- _Exercise_: Report how many lines in the records below contain the string "boxes", with case counting, and give only that number.

- _Data section_:
--- start ---
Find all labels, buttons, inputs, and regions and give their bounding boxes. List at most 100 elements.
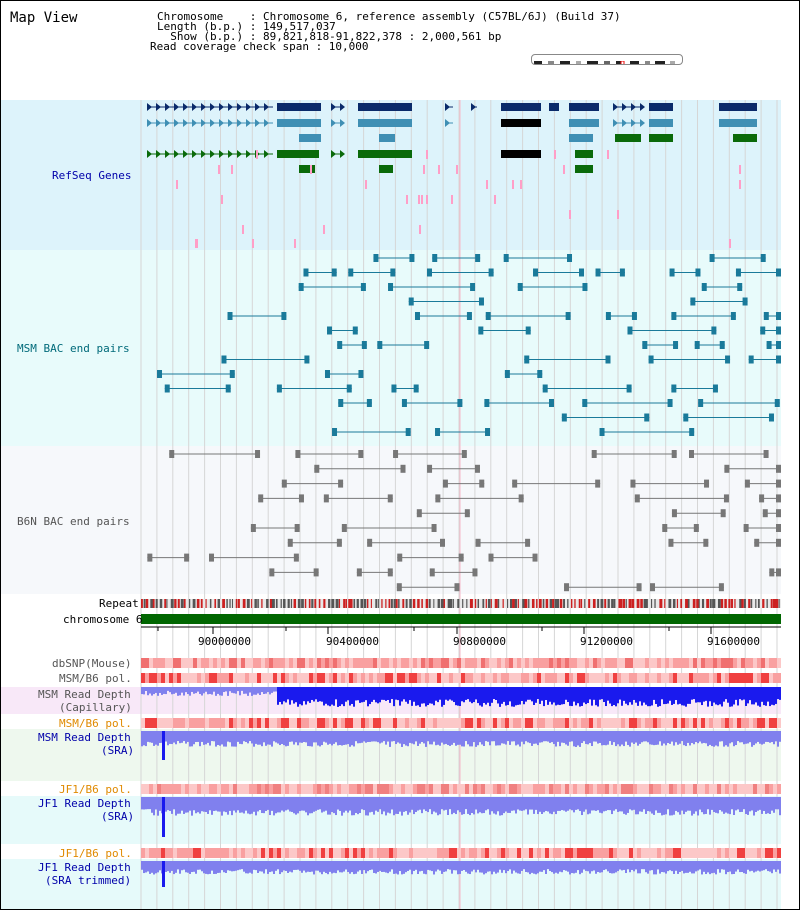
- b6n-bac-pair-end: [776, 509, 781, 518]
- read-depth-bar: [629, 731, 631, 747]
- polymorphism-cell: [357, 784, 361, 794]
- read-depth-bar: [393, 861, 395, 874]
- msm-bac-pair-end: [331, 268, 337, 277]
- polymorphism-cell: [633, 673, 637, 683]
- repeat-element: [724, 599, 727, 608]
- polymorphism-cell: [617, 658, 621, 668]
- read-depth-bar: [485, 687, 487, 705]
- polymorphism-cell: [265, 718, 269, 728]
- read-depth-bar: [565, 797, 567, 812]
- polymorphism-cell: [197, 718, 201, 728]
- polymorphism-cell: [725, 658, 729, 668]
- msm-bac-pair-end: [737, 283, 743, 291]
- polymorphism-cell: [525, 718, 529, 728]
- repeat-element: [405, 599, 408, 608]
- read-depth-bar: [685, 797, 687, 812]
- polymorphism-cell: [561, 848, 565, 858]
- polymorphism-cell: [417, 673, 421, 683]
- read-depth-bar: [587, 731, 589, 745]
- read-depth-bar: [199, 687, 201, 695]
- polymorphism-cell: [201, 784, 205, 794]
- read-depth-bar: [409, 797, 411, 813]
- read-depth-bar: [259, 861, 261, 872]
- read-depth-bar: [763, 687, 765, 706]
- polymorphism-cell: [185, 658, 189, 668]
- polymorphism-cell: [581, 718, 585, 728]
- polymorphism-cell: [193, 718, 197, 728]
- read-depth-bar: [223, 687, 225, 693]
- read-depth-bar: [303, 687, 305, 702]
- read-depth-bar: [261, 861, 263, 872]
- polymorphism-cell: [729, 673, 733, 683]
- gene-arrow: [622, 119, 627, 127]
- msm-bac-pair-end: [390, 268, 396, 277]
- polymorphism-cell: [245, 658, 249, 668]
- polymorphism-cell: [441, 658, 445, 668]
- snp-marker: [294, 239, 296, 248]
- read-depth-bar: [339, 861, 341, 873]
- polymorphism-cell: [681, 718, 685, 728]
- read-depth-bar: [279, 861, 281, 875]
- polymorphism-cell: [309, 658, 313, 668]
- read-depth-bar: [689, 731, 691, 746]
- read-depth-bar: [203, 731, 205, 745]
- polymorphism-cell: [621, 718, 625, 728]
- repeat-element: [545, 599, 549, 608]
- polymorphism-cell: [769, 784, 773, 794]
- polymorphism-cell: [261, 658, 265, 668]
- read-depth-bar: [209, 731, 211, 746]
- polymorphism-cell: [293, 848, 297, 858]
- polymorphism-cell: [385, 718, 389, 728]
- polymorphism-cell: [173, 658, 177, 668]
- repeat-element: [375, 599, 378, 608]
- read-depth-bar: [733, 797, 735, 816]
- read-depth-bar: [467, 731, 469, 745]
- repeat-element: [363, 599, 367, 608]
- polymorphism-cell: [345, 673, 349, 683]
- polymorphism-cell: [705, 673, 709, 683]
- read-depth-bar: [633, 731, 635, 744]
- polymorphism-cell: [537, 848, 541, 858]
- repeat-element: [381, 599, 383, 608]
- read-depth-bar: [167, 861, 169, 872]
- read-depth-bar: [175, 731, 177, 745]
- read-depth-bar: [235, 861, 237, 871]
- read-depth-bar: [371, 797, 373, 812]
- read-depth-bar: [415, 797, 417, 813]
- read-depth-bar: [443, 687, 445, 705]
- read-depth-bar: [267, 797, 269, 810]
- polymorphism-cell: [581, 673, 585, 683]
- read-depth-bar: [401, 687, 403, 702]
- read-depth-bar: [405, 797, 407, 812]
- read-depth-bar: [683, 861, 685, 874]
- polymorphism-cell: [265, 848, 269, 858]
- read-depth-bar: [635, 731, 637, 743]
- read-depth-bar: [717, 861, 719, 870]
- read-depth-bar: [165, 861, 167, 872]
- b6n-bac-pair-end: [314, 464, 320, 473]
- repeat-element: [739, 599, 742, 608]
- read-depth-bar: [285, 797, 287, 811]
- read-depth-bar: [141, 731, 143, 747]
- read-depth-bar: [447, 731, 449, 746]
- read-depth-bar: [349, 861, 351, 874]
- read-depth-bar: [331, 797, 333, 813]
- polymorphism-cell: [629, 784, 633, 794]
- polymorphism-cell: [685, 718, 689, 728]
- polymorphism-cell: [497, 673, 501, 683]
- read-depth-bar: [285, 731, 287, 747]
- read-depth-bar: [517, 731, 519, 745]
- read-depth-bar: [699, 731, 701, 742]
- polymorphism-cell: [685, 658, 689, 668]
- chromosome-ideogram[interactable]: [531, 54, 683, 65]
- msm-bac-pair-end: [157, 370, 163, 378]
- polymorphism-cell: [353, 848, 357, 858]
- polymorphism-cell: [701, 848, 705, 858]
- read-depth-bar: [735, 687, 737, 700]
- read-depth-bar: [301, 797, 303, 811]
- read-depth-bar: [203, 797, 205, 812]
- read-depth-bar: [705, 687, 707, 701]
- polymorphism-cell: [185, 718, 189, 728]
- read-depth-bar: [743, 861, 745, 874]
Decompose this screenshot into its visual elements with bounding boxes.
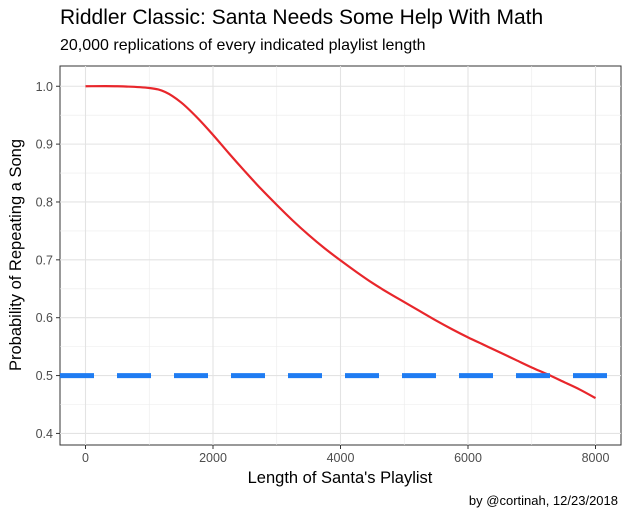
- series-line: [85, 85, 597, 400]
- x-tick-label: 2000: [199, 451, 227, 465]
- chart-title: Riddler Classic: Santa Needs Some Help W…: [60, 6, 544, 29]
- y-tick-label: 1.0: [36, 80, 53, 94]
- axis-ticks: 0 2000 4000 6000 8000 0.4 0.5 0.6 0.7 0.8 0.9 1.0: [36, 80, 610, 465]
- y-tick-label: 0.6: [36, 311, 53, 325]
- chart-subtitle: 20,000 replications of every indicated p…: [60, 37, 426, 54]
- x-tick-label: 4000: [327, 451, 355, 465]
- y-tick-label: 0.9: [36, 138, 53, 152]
--- end ---
- _Expected output_: 2